All of the data below must be repeated exactly.

::: DATA IN THIS EXERCISE :::

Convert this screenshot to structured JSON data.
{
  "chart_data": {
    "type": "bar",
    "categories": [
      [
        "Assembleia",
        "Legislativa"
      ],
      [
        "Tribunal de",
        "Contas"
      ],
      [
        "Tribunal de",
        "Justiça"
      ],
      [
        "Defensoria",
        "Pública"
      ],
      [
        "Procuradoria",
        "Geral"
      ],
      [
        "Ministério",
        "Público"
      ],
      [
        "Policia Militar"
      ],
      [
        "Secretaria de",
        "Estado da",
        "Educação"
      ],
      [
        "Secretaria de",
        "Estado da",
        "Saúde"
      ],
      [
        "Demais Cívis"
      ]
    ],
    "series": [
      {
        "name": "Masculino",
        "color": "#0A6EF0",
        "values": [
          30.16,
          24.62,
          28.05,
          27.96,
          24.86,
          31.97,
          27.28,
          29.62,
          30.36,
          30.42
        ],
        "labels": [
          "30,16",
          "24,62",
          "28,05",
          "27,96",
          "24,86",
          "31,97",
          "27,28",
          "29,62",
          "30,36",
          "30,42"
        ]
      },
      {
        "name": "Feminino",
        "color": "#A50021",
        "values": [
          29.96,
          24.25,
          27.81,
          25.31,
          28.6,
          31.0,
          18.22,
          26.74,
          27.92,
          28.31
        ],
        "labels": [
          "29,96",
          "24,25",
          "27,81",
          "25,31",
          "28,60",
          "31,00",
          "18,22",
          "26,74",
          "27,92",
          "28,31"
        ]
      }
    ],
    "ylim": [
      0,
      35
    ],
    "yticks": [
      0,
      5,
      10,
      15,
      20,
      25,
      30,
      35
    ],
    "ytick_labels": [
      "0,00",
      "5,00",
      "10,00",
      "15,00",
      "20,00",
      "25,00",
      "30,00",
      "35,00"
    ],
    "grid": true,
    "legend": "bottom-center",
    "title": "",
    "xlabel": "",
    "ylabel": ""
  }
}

:::

FINAL RESULT =
Convert this screenshot to structured JSON data.
{
  "chart_data": {
    "type": "bar",
    "categories": [
      [
        "Assembleia",
        "Legislativa"
      ],
      [
        "Tribunal de",
        "Contas"
      ],
      [
        "Tribunal de",
        "Justiça"
      ],
      [
        "Defensoria",
        "Pública"
      ],
      [
        "Procuradoria",
        "Geral"
      ],
      [
        "Ministério",
        "Público"
      ],
      [
        "Policia Militar"
      ],
      [
        "Secretaria de",
        "Estado da",
        "Educação"
      ],
      [
        "Secretaria de",
        "Estado da",
        "Saúde"
      ],
      [
        "Demais Cívis"
      ]
    ],
    "series": [
      {
        "name": "Masculino",
        "color": "#0A6EF0",
        "values": [
          30.16,
          24.62,
          28.05,
          27.96,
          24.86,
          31.97,
          27.28,
          29.62,
          30.36,
          30.42
        ],
        "labels": [
          "30,16",
          "24,62",
          "28,05",
          "27,96",
          "24,86",
          "31,97",
          "27,28",
          "29,62",
          "30,36",
          "30,42"
        ]
      },
      {
        "name": "Feminino",
        "color": "#A50021",
        "values": [
          29.96,
          24.25,
          27.81,
          25.31,
          28.6,
          31.0,
          18.22,
          26.74,
          27.92,
          28.31
        ],
        "labels": [
          "29,96",
          "24,25",
          "27,81",
          "25,31",
          "28,60",
          "31,00",
          "18,22",
          "26,74",
          "27,92",
          "28,31"
        ]
      }
    ],
    "ylim": [
      0,
      35
    ],
    "yticks": [
      0,
      5,
      10,
      15,
      20,
      25,
      30,
      35
    ],
    "ytick_labels": [
      "0,00",
      "5,00",
      "10,00",
      "15,00",
      "20,00",
      "25,00",
      "30,00",
      "35,00"
    ],
    "grid": true,
    "legend": "bottom-center",
    "title": "",
    "xlabel": "",
    "ylabel": ""
  }
}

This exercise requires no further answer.